Problem to work on » Among the lines listed below, count those that include the string "Menschen", and state only the count.
━━━━━ Working data
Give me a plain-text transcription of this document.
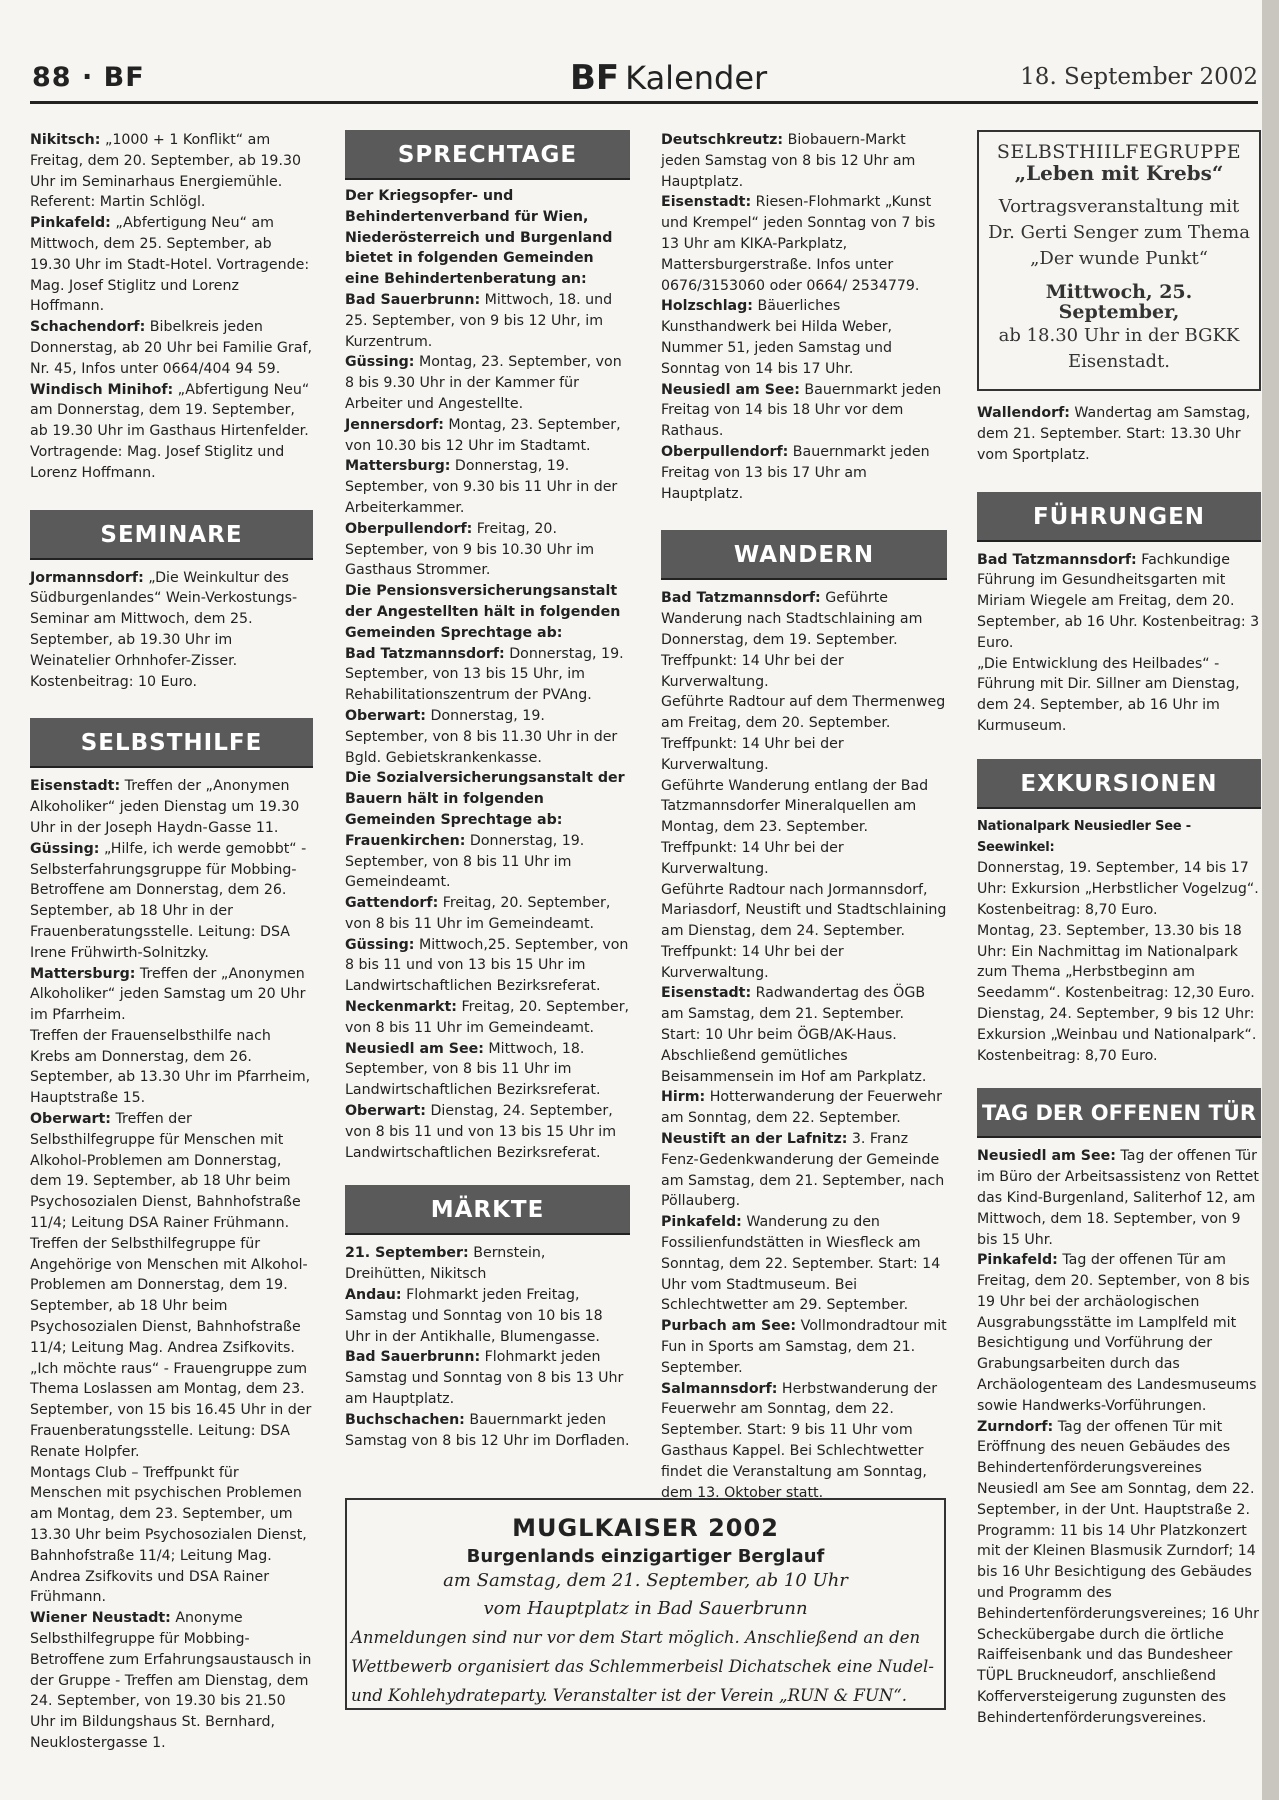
88 · BF	BF Kalender	18. September 2002

Nikitsch: „1000 + 1 Konflikt“ am Freitag, dem 20. September, ab 19.30 Uhr im Seminarhaus Energiemühle. Referent: Martin Schlögl.

Pinkafeld: „Abfertigung Neu“ am Mittwoch, dem 25. September, ab 19.30 Uhr im Stadt-Hotel. Vortragende: Mag. Josef Stiglitz und Lorenz Hoffmann.

Schachendorf: Bibelkreis jeden Donnerstag, ab 20 Uhr bei Familie Graf, Nr. 45, Infos unter 0664/404 94 59.

Windisch Minihof: „Abfertigung Neu“ am Donnerstag, dem 19. September, ab 19.30 Uhr im Gasthaus Hirtenfelder. Vortragende: Mag. Josef Stiglitz und Lorenz Hoffmann.

SEMINARE

Jormannsdorf: „Die Weinkultur des Südburgenlandes“ Wein-Verkostungs-Seminar am Mittwoch, dem 25. September, ab 19.30 Uhr im Weinatelier Orhnhofer-Zisser. Kostenbeitrag: 10 Euro.

SELBSTHILFE

Eisenstadt: Treffen der „Anonymen Alkoholiker“ jeden Dienstag um 19.30 Uhr in der Joseph Haydn-Gasse 11.

Güssing: „Hilfe, ich werde gemobbt“ - Selbsterfahrungsgruppe für Mobbing-Betroffene am Donnerstag, dem 26. September, ab 18 Uhr in der Frauenberatungsstelle. Leitung: DSA Irene Frühwirth-Solnitzky.

Mattersburg: Treffen der „Anonymen Alkoholiker“ jeden Samstag um 20 Uhr im Pfarrheim.

Treffen der Frauenselbsthilfe nach Krebs am Donnerstag, dem 26. September, ab 13.30 Uhr im Pfarrheim, Hauptstraße 15.

Oberwart: Treffen der Selbsthilfegruppe für Menschen mit Alkohol-Problemen am Donnerstag, dem 19. September, ab 18 Uhr beim Psychosozialen Dienst, Bahnhofstraße 11/4; Leitung DSA Rainer Frühmann.

Treffen der Selbsthilfegruppe für Angehörige von Menschen mit Alkohol-Problemen am Donnerstag, dem 19. September, ab 18 Uhr beim Psychosozialen Dienst, Bahnhofstraße 11/4; Leitung Mag. Andrea Zsifkovits.

„Ich möchte raus“ - Frauengruppe zum Thema Loslassen am Montag, dem 23. September, von 15 bis 16.45 Uhr in der Frauenberatungsstelle. Leitung: DSA Renate Holpfer.

Montags Club – Treffpunkt für Menschen mit psychischen Problemen am Montag, dem 23. September, um 13.30 Uhr beim Psychosozialen Dienst, Bahnhofstraße 11/4; Leitung Mag. Andrea Zsifkovits und DSA Rainer Frühmann.

Wiener Neustadt: Anonyme Selbsthilfegruppe für Mobbing-Betroffene zum Erfahrungsaustausch in der Gruppe - Treffen am Dienstag, dem 24. September, von 19.30 bis 21.50 Uhr im Bildungshaus St. Bernhard, Neuklostergasse 1.

SPRECHTAGE

Der Kriegsopfer- und Behindertenverband für Wien, Niederösterreich und Burgenland bietet in folgenden Gemeinden eine Behindertenberatung an:

Bad Sauerbrunn: Mittwoch, 18. und 25. September, von 9 bis 12 Uhr, im Kurzentrum.

Güssing: Montag, 23. September, von 8 bis 9.30 Uhr in der Kammer für Arbeiter und Angestellte.

Jennersdorf: Montag, 23. September, von 10.30 bis 12 Uhr im Stadtamt.

Mattersburg: Donnerstag, 19. September, von 9.30 bis 11 Uhr in der Arbeiterkammer.

Oberpullendorf: Freitag, 20. September, von 9 bis 10.30 Uhr im Gasthaus Strommer.

Die Pensionsversicherungsanstalt der Angestellten hält in folgenden Gemeinden Sprechtage ab:

Bad Tatzmannsdorf: Donnerstag, 19. September, von 13 bis 15 Uhr, im Rehabilitationszentrum der PVAng.

Oberwart: Donnerstag, 19. September, von 8 bis 11.30 Uhr in der Bgld. Gebietskrankenkasse.

Die Sozialversicherungsanstalt der Bauern hält in folgenden Gemeinden Sprechtage ab:

Frauenkirchen: Donnerstag, 19. September, von 8 bis 11 Uhr im Gemeindeamt.

Gattendorf: Freitag, 20. September, von 8 bis 11 Uhr im Gemeindeamt.

Güssing: Mittwoch,25. September, von 8 bis 11 und von 13 bis 15 Uhr im Landwirtschaftlichen Bezirksreferat.

Neckenmarkt: Freitag, 20. September, von 8 bis 11 Uhr im Gemeindeamt.

Neusiedl am See: Mittwoch, 18. September, von 8 bis 11 Uhr im Landwirtschaftlichen Bezirksreferat.

Oberwart: Dienstag, 24. September, von 8 bis 11 und von 13 bis 15 Uhr im Landwirtschaftlichen Bezirksreferat.

MÄRKTE

21. September: Bernstein, Dreihütten, Nikitsch

Andau: Flohmarkt jeden Freitag, Samstag und Sonntag von 10 bis 18 Uhr in der Antikhalle, Blumengasse.

Bad Sauerbrunn: Flohmarkt jeden Samstag und Sonntag von 8 bis 13 Uhr am Hauptplatz.

Buchschachen: Bauernmarkt jeden Samstag von 8 bis 12 Uhr im Dorfladen.

Deutschkreutz: Biobauern-Markt jeden Samstag von 8 bis 12 Uhr am Hauptplatz.

Eisenstadt: Riesen-Flohmarkt „Kunst und Krempel“ jeden Sonntag von 7 bis 13 Uhr am KIKA-Parkplatz, Mattersburgerstraße. Infos unter 0676/3153060 oder 0664/ 2534779.

Holzschlag: Bäuerliches Kunsthandwerk bei Hilda Weber, Nummer 51, jeden Samstag und Sonntag von 14 bis 17 Uhr.

Neusiedl am See: Bauernmarkt jeden Freitag von 14 bis 18 Uhr vor dem Rathaus.

Oberpullendorf: Bauernmarkt jeden Freitag von 13 bis 17 Uhr am Hauptplatz.

WANDERN

Bad Tatzmannsdorf: Geführte Wanderung nach Stadtschlaining am Donnerstag, dem 19. September. Treffpunkt: 14 Uhr bei der Kurverwaltung.

Geführte Radtour auf dem Thermenweg am Freitag, dem 20. September. Treffpunkt: 14 Uhr bei der Kurverwaltung.

Geführte Wanderung entlang der Bad Tatzmannsdorfer Mineralquellen am Montag, dem 23. September. Treffpunkt: 14 Uhr bei der Kurverwaltung.

Geführte Radtour nach Jormannsdorf, Mariasdorf, Neustift und Stadtschlaining am Dienstag, dem 24. September. Treffpunkt: 14 Uhr bei der Kurverwaltung.

Eisenstadt: Radwandertag des ÖGB am Samstag, dem 21. September. Start: 10 Uhr beim ÖGB/AK-Haus. Abschließend gemütliches Beisammensein im Hof am Parkplatz.

Hirm: Hotterwanderung der Feuerwehr am Sonntag, dem 22. September.

Neustift an der Lafnitz: 3. Franz Fenz-Gedenkwanderung der Gemeinde am Samstag, dem 21. September, nach Pöllauberg.

Pinkafeld: Wanderung zu den Fossilienfundstätten in Wiesfleck am Sonntag, dem 22. September. Start: 14 Uhr vom Stadtmuseum. Bei Schlechtwetter am 29. September.

Purbach am See: Vollmondradtour mit Fun in Sports am Samstag, dem 21. September.

Salmannsdorf: Herbstwanderung der Feuerwehr am Sonntag, dem 22. September. Start: 9 bis 11 Uhr vom Gasthaus Kappel. Bei Schlechtwetter findet die Veranstaltung am Sonntag, dem 13. Oktober statt.

SELBSTHIILFEGRUPPE
„Leben mit Krebs“
Vortragsveranstaltung mit Dr. Gerti Senger zum Thema „Der wunde Punkt“
Mittwoch, 25. September,
ab 18.30 Uhr in der BGKK Eisenstadt.

Wallendorf: Wandertag am Samstag, dem 21. September. Start: 13.30 Uhr vom Sportplatz.

FÜHRUNGEN

Bad Tatzmannsdorf: Fachkundige Führung im Gesundheitsgarten mit Miriam Wiegele am Freitag, dem 20. September, ab 16 Uhr. Kostenbeitrag: 3 Euro.

„Die Entwicklung des Heilbades“ - Führung mit Dir. Sillner am Dienstag, dem 24. September, ab 16 Uhr im Kurmuseum.

EXKURSIONEN

Nationalpark Neusiedler See - Seewinkel:

Donnerstag, 19. September, 14 bis 17 Uhr: Exkursion „Herbstlicher Vogelzug“. Kostenbeitrag: 8,70 Euro.

Montag, 23. September, 13.30 bis 18 Uhr: Ein Nachmittag im Nationalpark zum Thema „Herbstbeginn am Seedamm“. Kostenbeitrag: 12,30 Euro.

Dienstag, 24. September, 9 bis 12 Uhr: Exkursion „Weinbau und Nationalpark“. Kostenbeitrag: 8,70 Euro.

TAG DER OFFENEN TÜR

Neusiedl am See: Tag der offenen Tür im Büro der Arbeitsassistenz von Rettet das Kind-Burgenland, Saliterhof 12, am Mittwoch, dem 18. September, von 9 bis 15 Uhr.

Pinkafeld: Tag der offenen Tür am Freitag, dem 20. September, von 8 bis 19 Uhr bei der archäologischen Ausgrabungsstätte im Lamplfeld mit Besichtigung und Vorführung der Grabungsarbeiten durch das Archäologenteam des Landesmuseums sowie Handwerks-Vorführungen.

Zurndorf: Tag der offenen Tür mit Eröffnung des neuen Gebäudes des Behindertenförderungsvereines Neusiedl am See am Sonntag, dem 22. September, in der Unt. Hauptstraße 2. Programm: 11 bis 14 Uhr Platzkonzert mit der Kleinen Blasmusik Zurndorf; 14 bis 16 Uhr Besichtigung des Gebäudes und Programm des Behindertenförderungsvereines; 16 Uhr Scheckübergabe durch die örtliche Raiffeisenbank und das Bundesheer TÜPL Bruckneudorf, anschließend Kofferversteigerung zugunsten des Behindertenförderungsvereines.

MUGLKAISER 2002
Burgenlands einzigartiger Berglauf
am Samstag, dem 21. September, ab 10 Uhr
vom Hauptplatz in Bad Sauerbrunn
Anmeldungen sind nur vor dem Start möglich. Anschließend an den
Wettbewerb organisiert das Schlemmerbeisl Dichatschek eine Nudel-
und Kohlehydrateparty. Veranstalter ist der Verein „RUN & FUN“.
━━━━━━━━━━
Answer to this problem » 3